Reproduce every record below exactly as written, but leave out any pictures.

============

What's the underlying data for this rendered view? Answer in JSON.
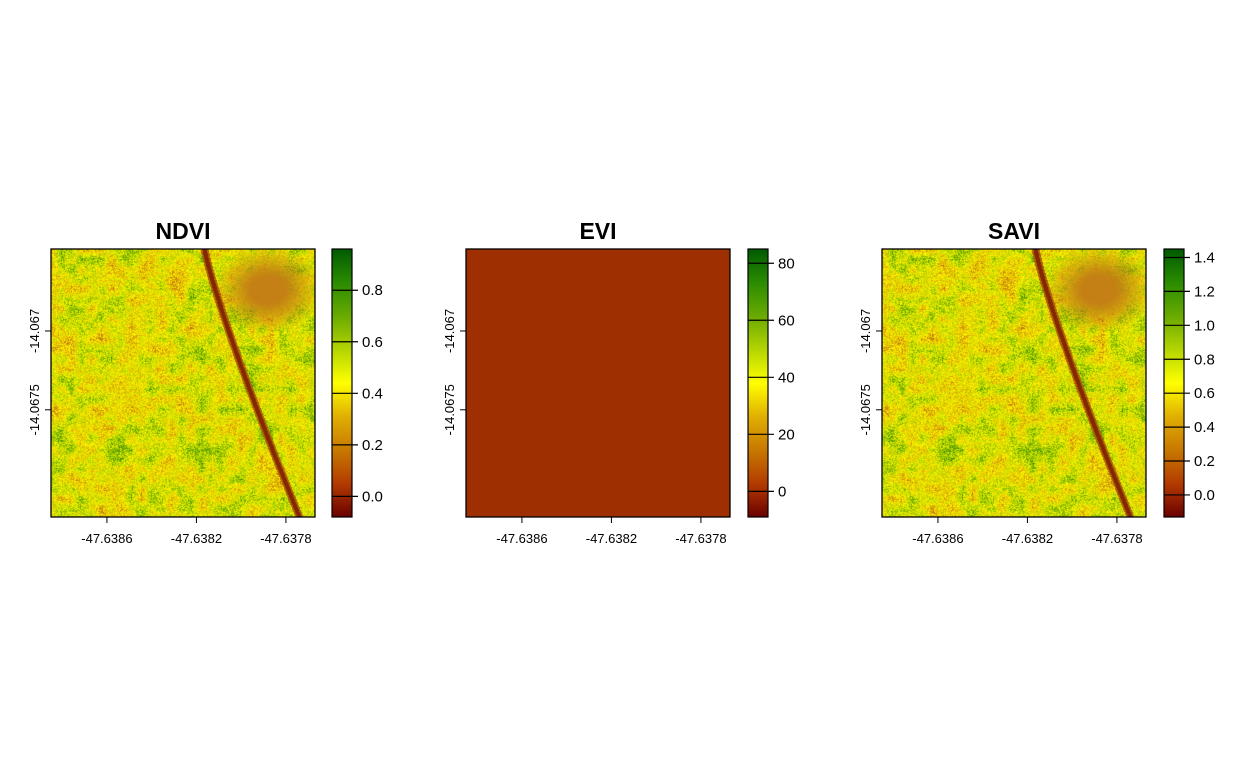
{
  "colors": {
    "ramp": [
      "#6b0000",
      "#b33b00",
      "#c87800",
      "#e0b000",
      "#ffff00",
      "#b4d400",
      "#6aaa00",
      "#2a8c00",
      "#005a00"
    ],
    "evi_fill": "#9e2f00",
    "frame": "#000000"
  },
  "chart_data": [
    {
      "type": "heatmap",
      "title": "NDVI",
      "x_ticks": [
        -47.6386,
        -47.6382,
        -47.6378
      ],
      "x_tick_labels": [
        "-47.6386",
        "-47.6382",
        "-47.6378"
      ],
      "y_ticks": [
        -14.067,
        -14.0675
      ],
      "y_tick_labels": [
        "-14.067",
        "-14.0675"
      ],
      "legend_range": [
        -0.08,
        0.96
      ],
      "legend_ticks": [
        0.0,
        0.2,
        0.4,
        0.6,
        0.8
      ],
      "legend_tick_labels": [
        "0.0",
        "0.2",
        "0.4",
        "0.6",
        "0.8"
      ],
      "legend_position": "right",
      "texture": "vegetation"
    },
    {
      "type": "heatmap",
      "title": "EVI",
      "x_ticks": [
        -47.6386,
        -47.6382,
        -47.6378
      ],
      "x_tick_labels": [
        "-47.6386",
        "-47.6382",
        "-47.6378"
      ],
      "y_ticks": [
        -14.067,
        -14.0675
      ],
      "y_tick_labels": [
        "-14.067",
        "-14.0675"
      ],
      "legend_range": [
        -9,
        85
      ],
      "legend_ticks": [
        0,
        20,
        40,
        60,
        80
      ],
      "legend_tick_labels": [
        "0",
        "20",
        "40",
        "60",
        "80"
      ],
      "legend_position": "right",
      "texture": "uniform"
    },
    {
      "type": "heatmap",
      "title": "SAVI",
      "x_ticks": [
        -47.6386,
        -47.6382,
        -47.6378
      ],
      "x_tick_labels": [
        "-47.6386",
        "-47.6382",
        "-47.6378"
      ],
      "y_ticks": [
        -14.067,
        -14.0675
      ],
      "y_tick_labels": [
        "-14.067",
        "-14.0675"
      ],
      "legend_range": [
        -0.13,
        1.45
      ],
      "legend_ticks": [
        0.0,
        0.2,
        0.4,
        0.6,
        0.8,
        1.0,
        1.2,
        1.4
      ],
      "legend_tick_labels": [
        "0.0",
        "0.2",
        "0.4",
        "0.6",
        "0.8",
        "1.0",
        "1.2",
        "1.4"
      ],
      "legend_position": "right",
      "texture": "vegetation"
    }
  ]
}
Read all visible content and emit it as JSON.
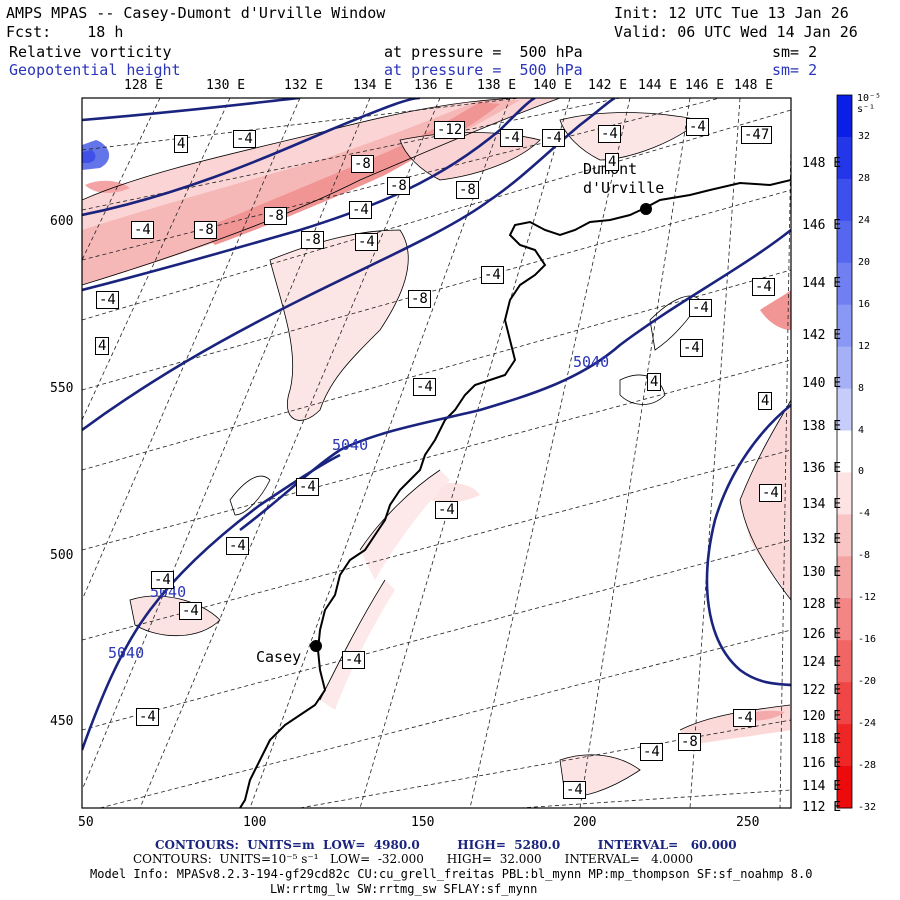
{
  "header": {
    "title": "AMPS MPAS -- Casey-Dumont d'Urville Window",
    "init": "Init: 12 UTC Tue 13 Jan 26",
    "fcst": "Fcst:    18 h",
    "valid": "Valid: 06 UTC Wed 14 Jan 26"
  },
  "fields": {
    "f1_name": "Relative vorticity",
    "f1_level": "at pressure =  500 hPa",
    "f1_sm": "sm= 2",
    "f2_name": "Geopotential height",
    "f2_level": "at pressure =  500 hPa",
    "f2_sm": "sm= 2"
  },
  "lon_top_labels": [
    "128 E",
    "130 E",
    "132 E",
    "134 E",
    "136 E",
    "138 E",
    "140 E",
    "142 E",
    "144 E",
    "146 E",
    "148 E"
  ],
  "lon_right_labels": [
    "148 E",
    "146 E",
    "144 E",
    "142 E",
    "140 E",
    "138 E",
    "136 E",
    "134 E",
    "132 E",
    "130 E",
    "128 E",
    "126 E",
    "124 E",
    "122 E",
    "120 E",
    "118 E",
    "116 E",
    "114 E",
    "112 E"
  ],
  "x_axis_ticks": [
    "50",
    "100",
    "150",
    "200",
    "250"
  ],
  "y_axis_ticks": [
    "600",
    "550",
    "500",
    "450"
  ],
  "stations": [
    {
      "name": "Dumont\nd'Urville"
    },
    {
      "name": "Casey"
    }
  ],
  "height_labels": [
    "5040",
    "5040",
    "5040",
    "5040"
  ],
  "vorticity_labels": [
    "-12",
    "-4",
    "-4",
    "-4",
    "-4",
    "-4",
    "-47",
    "4",
    "4",
    "-8",
    "-8",
    "-8",
    "-8",
    "-4",
    "-4",
    "-8",
    "-4",
    "-8",
    "-4",
    "-4",
    "-8",
    "-4",
    "-4",
    "-4",
    "4",
    "-4",
    "4",
    "4",
    "-4",
    "-4",
    "-4",
    "-4",
    "-4",
    "-4",
    "-4",
    "-4",
    "-4",
    "-8",
    "-4",
    "-4",
    "-4",
    "-4",
    "-4"
  ],
  "colorbar": {
    "unit": "10⁻⁵ s⁻¹",
    "labels": [
      "32",
      "28",
      "24",
      "20",
      "16",
      "12",
      "8",
      "4",
      "0",
      "-4",
      "-8",
      "-12",
      "-16",
      "-20",
      "-24",
      "-28",
      "-32"
    ],
    "colors": [
      "#0a1ee6",
      "#2436ea",
      "#3d4fed",
      "#5667ef",
      "#7080f2",
      "#8a98f5",
      "#a5b0f7",
      "#c6cdfa",
      "#ffffff",
      "#fde3e3",
      "#f9c4c4",
      "#f5a4a4",
      "#f38585",
      "#f26565",
      "#f04646",
      "#ee2626",
      "#ec0a0a"
    ]
  },
  "footer": {
    "line1": "CONTOURS:  UNITS=m  LOW=  4980.0         HIGH=  5280.0         INTERVAL=   60.000",
    "line2": "CONTOURS:  UNITS=10⁻⁵ s⁻¹   LOW=  -32.000      HIGH=  32.000      INTERVAL=   4.0000",
    "line3": "Model Info: MPASv8.2.3-194-gf29cd82c CU:cu_grell_freitas PBL:bl_mynn MP:mp_thompson SF:sf_noahmp 8.0",
    "line4": "LW:rrtmg_lw SW:rrtmg_sw SFLAY:sf_mynn"
  }
}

============

> Exercise response
What's the underlying data for this rendered view? Answer in JSON.
{
  "colors": {
    "ramp": [
      "#6b0000",
      "#b33b00",
      "#c87800",
      "#e0b000",
      "#ffff00",
      "#b4d400",
      "#6aaa00",
      "#2a8c00",
      "#005a00"
    ],
    "evi_fill": "#9e2f00",
    "frame": "#000000"
  },
  "chart_data": [
    {
      "type": "heatmap",
      "title": "NDVI",
      "x_ticks": [
        -47.6386,
        -47.6382,
        -47.6378
      ],
      "x_tick_labels": [
        "-47.6386",
        "-47.6382",
        "-47.6378"
      ],
      "y_ticks": [
        -14.067,
        -14.0675
      ],
      "y_tick_labels": [
        "-14.067",
        "-14.0675"
      ],
      "legend_range": [
        -0.08,
        0.96
      ],
      "legend_ticks": [
        0.0,
        0.2,
        0.4,
        0.6,
        0.8
      ],
      "legend_tick_labels": [
        "0.0",
        "0.2",
        "0.4",
        "0.6",
        "0.8"
      ],
      "legend_position": "right",
      "texture": "vegetation"
    },
    {
      "type": "heatmap",
      "title": "EVI",
      "x_ticks": [
        -47.6386,
        -47.6382,
        -47.6378
      ],
      "x_tick_labels": [
        "-47.6386",
        "-47.6382",
        "-47.6378"
      ],
      "y_ticks": [
        -14.067,
        -14.0675
      ],
      "y_tick_labels": [
        "-14.067",
        "-14.0675"
      ],
      "legend_range": [
        -9,
        85
      ],
      "legend_ticks": [
        0,
        20,
        40,
        60,
        80
      ],
      "legend_tick_labels": [
        "0",
        "20",
        "40",
        "60",
        "80"
      ],
      "legend_position": "right",
      "texture": "uniform"
    },
    {
      "type": "heatmap",
      "title": "SAVI",
      "x_ticks": [
        -47.6386,
        -47.6382,
        -47.6378
      ],
      "x_tick_labels": [
        "-47.6386",
        "-47.6382",
        "-47.6378"
      ],
      "y_ticks": [
        -14.067,
        -14.0675
      ],
      "y_tick_labels": [
        "-14.067",
        "-14.0675"
      ],
      "legend_range": [
        -0.13,
        1.45
      ],
      "legend_ticks": [
        0.0,
        0.2,
        0.4,
        0.6,
        0.8,
        1.0,
        1.2,
        1.4
      ],
      "legend_tick_labels": [
        "0.0",
        "0.2",
        "0.4",
        "0.6",
        "0.8",
        "1.0",
        "1.2",
        "1.4"
      ],
      "legend_position": "right",
      "texture": "vegetation"
    }
  ]
}
Read all visible content and emit it as JSON.
{
  "header": {
    "title": "AMPS MPAS -- Casey-Dumont d'Urville Window",
    "init": "Init: 12 UTC Tue 13 Jan 26",
    "fcst": "Fcst:    18 h",
    "valid": "Valid: 06 UTC Wed 14 Jan 26"
  },
  "fields": {
    "f1_name": "Relative vorticity",
    "f1_level": "at pressure =  500 hPa",
    "f1_sm": "sm= 2",
    "f2_name": "Geopotential height",
    "f2_level": "at pressure =  500 hPa",
    "f2_sm": "sm= 2"
  },
  "lon_top_labels": [
    "128 E",
    "130 E",
    "132 E",
    "134 E",
    "136 E",
    "138 E",
    "140 E",
    "142 E",
    "144 E",
    "146 E",
    "148 E"
  ],
  "lon_right_labels": [
    "148 E",
    "146 E",
    "144 E",
    "142 E",
    "140 E",
    "138 E",
    "136 E",
    "134 E",
    "132 E",
    "130 E",
    "128 E",
    "126 E",
    "124 E",
    "122 E",
    "120 E",
    "118 E",
    "116 E",
    "114 E",
    "112 E"
  ],
  "x_axis_ticks": [
    "50",
    "100",
    "150",
    "200",
    "250"
  ],
  "y_axis_ticks": [
    "600",
    "550",
    "500",
    "450"
  ],
  "stations": [
    {
      "name": "Dumont\nd'Urville"
    },
    {
      "name": "Casey"
    }
  ],
  "height_labels": [
    "5040",
    "5040",
    "5040",
    "5040"
  ],
  "vorticity_labels": [
    "-12",
    "-4",
    "-4",
    "-4",
    "-4",
    "-4",
    "-47",
    "4",
    "4",
    "-8",
    "-8",
    "-8",
    "-8",
    "-4",
    "-4",
    "-8",
    "-4",
    "-8",
    "-4",
    "-4",
    "-8",
    "-4",
    "-4",
    "-4",
    "4",
    "-4",
    "4",
    "4",
    "-4",
    "-4",
    "-4",
    "-4",
    "-4",
    "-4",
    "-4",
    "-4",
    "-4",
    "-8",
    "-4",
    "-4",
    "-4",
    "-4",
    "-4"
  ],
  "colorbar": {
    "unit": "10⁻⁵ s⁻¹",
    "labels": [
      "32",
      "28",
      "24",
      "20",
      "16",
      "12",
      "8",
      "4",
      "0",
      "-4",
      "-8",
      "-12",
      "-16",
      "-20",
      "-24",
      "-28",
      "-32"
    ],
    "colors": [
      "#0a1ee6",
      "#2436ea",
      "#3d4fed",
      "#5667ef",
      "#7080f2",
      "#8a98f5",
      "#a5b0f7",
      "#c6cdfa",
      "#ffffff",
      "#fde3e3",
      "#f9c4c4",
      "#f5a4a4",
      "#f38585",
      "#f26565",
      "#f04646",
      "#ee2626",
      "#ec0a0a"
    ]
  },
  "footer": {
    "line1": "CONTOURS:  UNITS=m  LOW=  4980.0         HIGH=  5280.0         INTERVAL=   60.000",
    "line2": "CONTOURS:  UNITS=10⁻⁵ s⁻¹   LOW=  -32.000      HIGH=  32.000      INTERVAL=   4.0000",
    "line3": "Model Info: MPASv8.2.3-194-gf29cd82c CU:cu_grell_freitas PBL:bl_mynn MP:mp_thompson SF:sf_noahmp 8.0",
    "line4": "LW:rrtmg_lw SW:rrtmg_sw SFLAY:sf_mynn"
  }
}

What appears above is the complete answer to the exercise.